• Dataset rows:
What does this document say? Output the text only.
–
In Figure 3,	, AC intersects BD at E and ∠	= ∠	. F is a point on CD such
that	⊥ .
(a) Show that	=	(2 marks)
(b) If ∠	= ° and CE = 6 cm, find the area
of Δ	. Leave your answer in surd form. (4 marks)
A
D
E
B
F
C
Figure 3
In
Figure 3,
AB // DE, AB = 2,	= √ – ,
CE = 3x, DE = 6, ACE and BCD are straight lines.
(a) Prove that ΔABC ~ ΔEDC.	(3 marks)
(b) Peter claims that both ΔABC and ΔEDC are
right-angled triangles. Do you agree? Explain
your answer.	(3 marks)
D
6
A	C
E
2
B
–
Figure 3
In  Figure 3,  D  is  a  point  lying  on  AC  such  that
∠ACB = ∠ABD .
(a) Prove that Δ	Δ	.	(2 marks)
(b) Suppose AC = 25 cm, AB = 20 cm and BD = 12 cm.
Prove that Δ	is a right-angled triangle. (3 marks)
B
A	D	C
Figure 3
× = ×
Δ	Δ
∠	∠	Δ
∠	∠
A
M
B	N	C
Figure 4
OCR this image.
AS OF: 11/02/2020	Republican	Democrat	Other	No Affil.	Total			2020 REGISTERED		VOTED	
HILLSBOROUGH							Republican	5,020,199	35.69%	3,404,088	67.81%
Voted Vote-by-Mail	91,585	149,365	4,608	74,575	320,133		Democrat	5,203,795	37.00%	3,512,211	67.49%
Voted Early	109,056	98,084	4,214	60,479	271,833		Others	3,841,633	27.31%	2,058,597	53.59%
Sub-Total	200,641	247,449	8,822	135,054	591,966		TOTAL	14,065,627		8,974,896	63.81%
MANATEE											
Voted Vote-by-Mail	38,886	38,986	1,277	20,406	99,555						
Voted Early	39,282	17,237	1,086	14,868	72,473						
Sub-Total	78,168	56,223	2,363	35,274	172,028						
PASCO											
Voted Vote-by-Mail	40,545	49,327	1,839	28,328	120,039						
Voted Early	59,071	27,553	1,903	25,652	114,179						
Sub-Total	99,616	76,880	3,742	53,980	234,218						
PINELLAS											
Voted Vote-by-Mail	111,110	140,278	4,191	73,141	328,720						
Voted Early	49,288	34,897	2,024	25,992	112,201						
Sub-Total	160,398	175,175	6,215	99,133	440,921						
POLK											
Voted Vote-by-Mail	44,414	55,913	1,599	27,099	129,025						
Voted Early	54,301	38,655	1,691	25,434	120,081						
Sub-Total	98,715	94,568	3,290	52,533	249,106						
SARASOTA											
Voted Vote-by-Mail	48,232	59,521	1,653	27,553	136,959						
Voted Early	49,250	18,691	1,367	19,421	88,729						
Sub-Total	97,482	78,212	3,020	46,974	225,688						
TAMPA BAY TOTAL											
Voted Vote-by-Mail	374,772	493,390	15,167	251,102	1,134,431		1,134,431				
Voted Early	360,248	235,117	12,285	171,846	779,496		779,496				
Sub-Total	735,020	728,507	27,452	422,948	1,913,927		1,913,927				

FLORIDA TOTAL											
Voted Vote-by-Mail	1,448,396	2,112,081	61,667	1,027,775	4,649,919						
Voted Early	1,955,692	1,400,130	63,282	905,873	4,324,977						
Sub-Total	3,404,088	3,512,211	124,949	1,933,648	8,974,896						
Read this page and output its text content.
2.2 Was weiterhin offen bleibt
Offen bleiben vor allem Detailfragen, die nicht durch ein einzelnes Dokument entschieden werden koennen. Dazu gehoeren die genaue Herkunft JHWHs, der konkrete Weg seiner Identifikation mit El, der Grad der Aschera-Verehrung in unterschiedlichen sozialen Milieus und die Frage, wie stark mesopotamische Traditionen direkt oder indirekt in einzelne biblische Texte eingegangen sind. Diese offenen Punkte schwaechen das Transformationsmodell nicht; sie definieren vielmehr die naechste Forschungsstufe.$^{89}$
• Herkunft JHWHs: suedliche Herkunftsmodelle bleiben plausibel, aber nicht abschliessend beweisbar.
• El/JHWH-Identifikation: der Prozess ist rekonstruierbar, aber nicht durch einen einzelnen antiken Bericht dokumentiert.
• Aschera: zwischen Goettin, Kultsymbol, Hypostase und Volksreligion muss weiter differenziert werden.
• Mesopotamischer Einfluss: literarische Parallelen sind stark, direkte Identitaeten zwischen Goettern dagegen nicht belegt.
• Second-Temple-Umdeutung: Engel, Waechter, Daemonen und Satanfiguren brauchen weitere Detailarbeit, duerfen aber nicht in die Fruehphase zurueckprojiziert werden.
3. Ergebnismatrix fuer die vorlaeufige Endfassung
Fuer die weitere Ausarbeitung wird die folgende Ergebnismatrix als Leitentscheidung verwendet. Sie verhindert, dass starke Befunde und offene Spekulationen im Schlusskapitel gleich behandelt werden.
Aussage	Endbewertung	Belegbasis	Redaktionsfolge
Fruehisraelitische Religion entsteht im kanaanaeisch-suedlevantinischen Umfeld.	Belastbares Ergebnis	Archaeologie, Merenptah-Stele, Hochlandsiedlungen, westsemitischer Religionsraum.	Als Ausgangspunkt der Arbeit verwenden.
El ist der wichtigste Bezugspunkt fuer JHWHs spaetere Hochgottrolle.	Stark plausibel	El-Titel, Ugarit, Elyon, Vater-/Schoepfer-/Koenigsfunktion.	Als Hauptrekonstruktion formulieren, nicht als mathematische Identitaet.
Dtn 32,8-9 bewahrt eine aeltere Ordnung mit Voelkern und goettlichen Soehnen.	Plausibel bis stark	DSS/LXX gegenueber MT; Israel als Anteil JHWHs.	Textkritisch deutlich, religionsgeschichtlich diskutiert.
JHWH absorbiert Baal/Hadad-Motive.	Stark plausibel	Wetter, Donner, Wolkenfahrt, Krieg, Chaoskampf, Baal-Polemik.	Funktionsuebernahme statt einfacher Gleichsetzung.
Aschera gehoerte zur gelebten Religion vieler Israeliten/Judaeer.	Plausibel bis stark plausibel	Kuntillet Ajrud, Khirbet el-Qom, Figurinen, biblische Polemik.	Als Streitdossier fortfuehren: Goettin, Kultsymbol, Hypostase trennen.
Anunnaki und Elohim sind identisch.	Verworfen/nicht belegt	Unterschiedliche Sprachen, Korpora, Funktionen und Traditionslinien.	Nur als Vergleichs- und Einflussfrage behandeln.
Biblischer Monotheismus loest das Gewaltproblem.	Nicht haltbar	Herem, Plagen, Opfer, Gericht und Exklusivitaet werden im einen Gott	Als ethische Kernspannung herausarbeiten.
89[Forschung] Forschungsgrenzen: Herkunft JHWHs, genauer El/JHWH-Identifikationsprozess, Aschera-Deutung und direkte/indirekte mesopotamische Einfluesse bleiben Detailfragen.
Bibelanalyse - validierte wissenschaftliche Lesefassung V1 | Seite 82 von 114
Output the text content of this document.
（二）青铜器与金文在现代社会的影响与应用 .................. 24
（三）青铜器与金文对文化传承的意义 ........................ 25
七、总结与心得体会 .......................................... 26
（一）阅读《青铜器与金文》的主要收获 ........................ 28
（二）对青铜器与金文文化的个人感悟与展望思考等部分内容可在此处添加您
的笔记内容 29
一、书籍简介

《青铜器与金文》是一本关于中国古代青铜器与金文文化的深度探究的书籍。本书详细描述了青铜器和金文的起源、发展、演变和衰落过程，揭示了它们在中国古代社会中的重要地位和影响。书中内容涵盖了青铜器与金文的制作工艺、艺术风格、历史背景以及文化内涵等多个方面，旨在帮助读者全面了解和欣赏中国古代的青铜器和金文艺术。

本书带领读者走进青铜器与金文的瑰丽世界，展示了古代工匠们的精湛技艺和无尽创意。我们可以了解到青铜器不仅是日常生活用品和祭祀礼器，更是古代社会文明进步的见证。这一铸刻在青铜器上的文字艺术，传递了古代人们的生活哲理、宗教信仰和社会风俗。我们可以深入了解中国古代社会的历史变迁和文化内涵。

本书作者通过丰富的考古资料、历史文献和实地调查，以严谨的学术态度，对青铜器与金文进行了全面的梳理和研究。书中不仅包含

• To be done: Give the number of lines where the string "aber" occurs, without any further text.

• Answer to this problem: 3